▶ **What you are asked to do**:
Scan the lines below for "Firme"; report the number of lines that contain it, and only that.
━━━ Provided entries
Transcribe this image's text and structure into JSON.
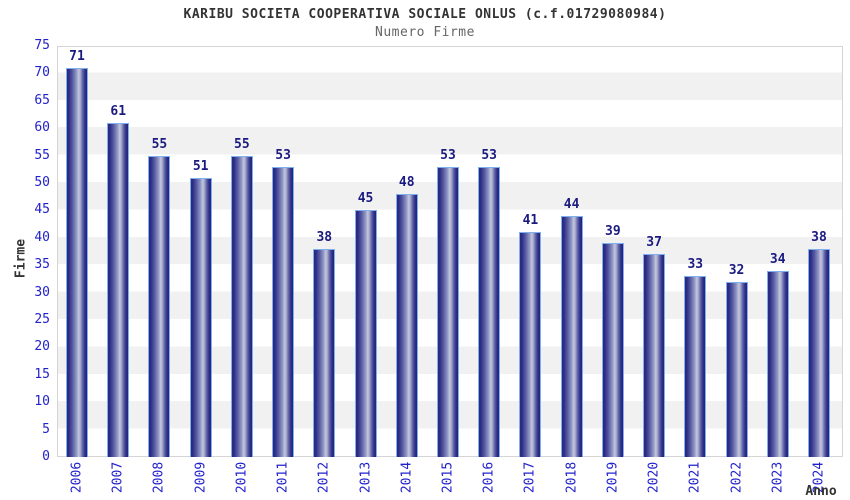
{
  "chart_data": {
    "type": "bar",
    "title": "KARIBU SOCIETA COOPERATIVA SOCIALE ONLUS (c.f.01729080984)",
    "subtitle": "Numero Firme",
    "xlabel": "Anno",
    "ylabel": "Firme",
    "categories": [
      "2006",
      "2007",
      "2008",
      "2009",
      "2010",
      "2011",
      "2012",
      "2013",
      "2014",
      "2015",
      "2016",
      "2017",
      "2018",
      "2019",
      "2020",
      "2021",
      "2022",
      "2023",
      "2024"
    ],
    "values": [
      71,
      61,
      55,
      51,
      55,
      53,
      38,
      45,
      48,
      53,
      53,
      41,
      44,
      39,
      37,
      33,
      32,
      34,
      38
    ],
    "ylim": [
      0,
      75
    ],
    "ytick_step": 5,
    "yticks": [
      0,
      5,
      10,
      15,
      20,
      25,
      30,
      35,
      40,
      45,
      50,
      55,
      60,
      65,
      70,
      75
    ],
    "grid": "horizontal-bands",
    "legend": "none",
    "colors": {
      "title_color": "#333333",
      "subtitle_color": "#666666",
      "tick_label": "#2222cc",
      "value_label": "#1a1a80",
      "axis_title": "#333333",
      "bar_dark": "#23237a",
      "bar_highlight": "#c3c7de",
      "bar_border": "#7fb0ee",
      "band_gray": "#f1f1f1",
      "band_white": "#ffffff",
      "plot_border": "#d5d5d5"
    }
  }
}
━━━━━━
▶ **The result**:
2